▸ **Data provided**
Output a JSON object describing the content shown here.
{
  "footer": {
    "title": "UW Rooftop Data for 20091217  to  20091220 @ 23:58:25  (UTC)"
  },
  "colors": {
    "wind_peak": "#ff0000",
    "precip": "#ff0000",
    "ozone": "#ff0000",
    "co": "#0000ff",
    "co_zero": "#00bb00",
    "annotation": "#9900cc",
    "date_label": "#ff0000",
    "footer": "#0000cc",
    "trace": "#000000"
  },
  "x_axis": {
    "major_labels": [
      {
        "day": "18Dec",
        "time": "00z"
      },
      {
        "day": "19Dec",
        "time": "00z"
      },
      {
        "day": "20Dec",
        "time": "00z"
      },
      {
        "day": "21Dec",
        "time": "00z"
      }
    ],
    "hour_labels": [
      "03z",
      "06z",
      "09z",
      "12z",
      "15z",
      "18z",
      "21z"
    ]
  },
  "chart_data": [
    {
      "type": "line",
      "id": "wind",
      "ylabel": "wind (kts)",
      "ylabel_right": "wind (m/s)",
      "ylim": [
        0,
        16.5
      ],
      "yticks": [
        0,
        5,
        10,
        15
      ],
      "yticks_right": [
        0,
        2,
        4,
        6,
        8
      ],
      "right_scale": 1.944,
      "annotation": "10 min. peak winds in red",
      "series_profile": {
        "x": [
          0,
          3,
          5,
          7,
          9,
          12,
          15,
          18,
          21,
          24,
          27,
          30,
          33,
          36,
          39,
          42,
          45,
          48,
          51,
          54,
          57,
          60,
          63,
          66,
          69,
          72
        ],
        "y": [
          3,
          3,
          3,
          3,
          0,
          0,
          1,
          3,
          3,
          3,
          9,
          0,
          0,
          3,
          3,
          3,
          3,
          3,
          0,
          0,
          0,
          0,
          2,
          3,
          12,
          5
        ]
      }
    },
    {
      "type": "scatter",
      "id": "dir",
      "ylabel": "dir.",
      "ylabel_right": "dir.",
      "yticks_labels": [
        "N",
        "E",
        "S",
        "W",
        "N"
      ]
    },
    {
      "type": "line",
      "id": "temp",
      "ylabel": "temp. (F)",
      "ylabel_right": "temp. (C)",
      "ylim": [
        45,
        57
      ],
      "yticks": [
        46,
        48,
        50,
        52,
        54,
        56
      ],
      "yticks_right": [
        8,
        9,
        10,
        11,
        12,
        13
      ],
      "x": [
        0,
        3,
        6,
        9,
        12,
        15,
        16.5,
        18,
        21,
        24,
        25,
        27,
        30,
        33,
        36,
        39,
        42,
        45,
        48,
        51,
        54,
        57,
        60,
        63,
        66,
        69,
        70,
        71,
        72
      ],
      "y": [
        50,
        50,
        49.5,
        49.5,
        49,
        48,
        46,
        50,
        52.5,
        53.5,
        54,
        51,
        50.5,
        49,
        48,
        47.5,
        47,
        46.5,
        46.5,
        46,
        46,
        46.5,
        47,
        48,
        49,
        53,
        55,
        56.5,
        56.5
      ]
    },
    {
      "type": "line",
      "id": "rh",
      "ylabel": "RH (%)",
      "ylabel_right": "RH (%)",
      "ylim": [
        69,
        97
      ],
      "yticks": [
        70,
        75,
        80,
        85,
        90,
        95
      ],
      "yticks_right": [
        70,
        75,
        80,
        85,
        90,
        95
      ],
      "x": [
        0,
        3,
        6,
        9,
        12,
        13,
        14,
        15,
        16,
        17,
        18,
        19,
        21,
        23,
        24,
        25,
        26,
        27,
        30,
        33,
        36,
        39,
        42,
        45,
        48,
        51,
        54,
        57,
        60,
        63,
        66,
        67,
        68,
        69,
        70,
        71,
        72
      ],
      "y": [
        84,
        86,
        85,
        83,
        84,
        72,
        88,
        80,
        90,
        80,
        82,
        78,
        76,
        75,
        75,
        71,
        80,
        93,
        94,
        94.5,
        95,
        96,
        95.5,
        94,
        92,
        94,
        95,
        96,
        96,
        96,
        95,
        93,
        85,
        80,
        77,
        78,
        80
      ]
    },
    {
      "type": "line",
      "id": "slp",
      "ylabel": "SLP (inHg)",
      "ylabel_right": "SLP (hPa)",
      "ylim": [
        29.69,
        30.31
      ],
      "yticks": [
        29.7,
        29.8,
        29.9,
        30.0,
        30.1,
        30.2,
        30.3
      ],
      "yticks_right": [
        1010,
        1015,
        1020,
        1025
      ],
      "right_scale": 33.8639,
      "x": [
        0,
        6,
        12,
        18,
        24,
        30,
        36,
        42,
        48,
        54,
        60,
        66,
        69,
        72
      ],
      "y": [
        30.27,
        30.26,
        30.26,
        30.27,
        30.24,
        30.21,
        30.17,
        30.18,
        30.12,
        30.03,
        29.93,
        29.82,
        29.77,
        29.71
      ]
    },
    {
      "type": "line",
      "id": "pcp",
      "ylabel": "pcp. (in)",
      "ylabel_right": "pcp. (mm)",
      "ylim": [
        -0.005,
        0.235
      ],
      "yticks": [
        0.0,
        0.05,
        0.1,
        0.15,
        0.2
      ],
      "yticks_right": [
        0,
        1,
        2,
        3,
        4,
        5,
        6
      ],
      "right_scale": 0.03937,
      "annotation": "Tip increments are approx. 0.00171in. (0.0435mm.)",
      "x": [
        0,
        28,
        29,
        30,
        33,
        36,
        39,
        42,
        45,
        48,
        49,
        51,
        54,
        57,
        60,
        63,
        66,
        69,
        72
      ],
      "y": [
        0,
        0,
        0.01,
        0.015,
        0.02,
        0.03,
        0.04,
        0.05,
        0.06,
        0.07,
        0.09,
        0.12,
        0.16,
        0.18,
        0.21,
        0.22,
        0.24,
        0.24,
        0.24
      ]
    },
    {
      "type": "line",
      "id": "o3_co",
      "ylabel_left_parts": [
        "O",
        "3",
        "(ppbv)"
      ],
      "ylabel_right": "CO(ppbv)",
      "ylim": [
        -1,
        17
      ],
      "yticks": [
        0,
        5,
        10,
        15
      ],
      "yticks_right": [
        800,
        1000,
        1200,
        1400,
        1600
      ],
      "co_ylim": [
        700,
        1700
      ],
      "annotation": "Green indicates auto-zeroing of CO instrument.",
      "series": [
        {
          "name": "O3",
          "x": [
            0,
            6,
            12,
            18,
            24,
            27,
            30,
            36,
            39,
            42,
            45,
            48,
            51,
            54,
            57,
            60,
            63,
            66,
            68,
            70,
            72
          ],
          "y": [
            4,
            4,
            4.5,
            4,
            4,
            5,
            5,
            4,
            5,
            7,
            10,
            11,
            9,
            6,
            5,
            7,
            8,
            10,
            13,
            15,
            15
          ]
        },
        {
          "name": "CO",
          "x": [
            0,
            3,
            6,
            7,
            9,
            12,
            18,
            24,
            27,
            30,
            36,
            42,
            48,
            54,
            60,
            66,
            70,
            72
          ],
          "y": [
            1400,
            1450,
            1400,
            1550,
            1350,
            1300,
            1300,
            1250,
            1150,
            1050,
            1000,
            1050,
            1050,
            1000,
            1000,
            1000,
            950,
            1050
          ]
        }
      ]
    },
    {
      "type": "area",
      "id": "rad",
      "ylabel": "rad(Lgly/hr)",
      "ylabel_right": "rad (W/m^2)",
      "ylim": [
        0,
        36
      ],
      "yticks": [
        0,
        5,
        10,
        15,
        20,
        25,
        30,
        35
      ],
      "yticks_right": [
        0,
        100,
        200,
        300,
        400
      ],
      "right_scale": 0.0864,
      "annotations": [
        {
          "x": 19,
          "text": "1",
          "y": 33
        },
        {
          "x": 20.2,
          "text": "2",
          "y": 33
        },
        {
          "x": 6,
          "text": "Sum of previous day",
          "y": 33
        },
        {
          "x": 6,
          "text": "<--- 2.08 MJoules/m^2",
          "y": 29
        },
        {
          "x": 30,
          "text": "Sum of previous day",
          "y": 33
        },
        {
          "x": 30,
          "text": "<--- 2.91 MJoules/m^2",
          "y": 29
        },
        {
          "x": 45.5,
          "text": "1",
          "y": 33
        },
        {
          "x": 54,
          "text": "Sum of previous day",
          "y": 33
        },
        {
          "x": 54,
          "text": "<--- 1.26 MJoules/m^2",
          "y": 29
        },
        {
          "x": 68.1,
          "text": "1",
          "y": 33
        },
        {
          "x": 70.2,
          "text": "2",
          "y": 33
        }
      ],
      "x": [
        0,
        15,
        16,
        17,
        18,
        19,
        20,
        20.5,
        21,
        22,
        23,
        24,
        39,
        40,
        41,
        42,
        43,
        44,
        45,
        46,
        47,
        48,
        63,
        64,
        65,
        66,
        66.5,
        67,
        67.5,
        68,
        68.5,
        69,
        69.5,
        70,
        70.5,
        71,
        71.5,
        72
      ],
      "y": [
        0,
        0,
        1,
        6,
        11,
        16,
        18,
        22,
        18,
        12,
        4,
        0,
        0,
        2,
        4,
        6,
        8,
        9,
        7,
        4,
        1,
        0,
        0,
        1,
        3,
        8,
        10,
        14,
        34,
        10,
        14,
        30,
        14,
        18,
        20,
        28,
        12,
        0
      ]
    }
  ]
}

▸ **Your goal**
Write out every line from the entries where "MJoules" appears.

▸ **The result**
          "text": "<--- 2.08 MJoules/m^2",
          "text": "<--- 2.91 MJoules/m^2",
          "text": "<--- 1.26 MJoules/m^2",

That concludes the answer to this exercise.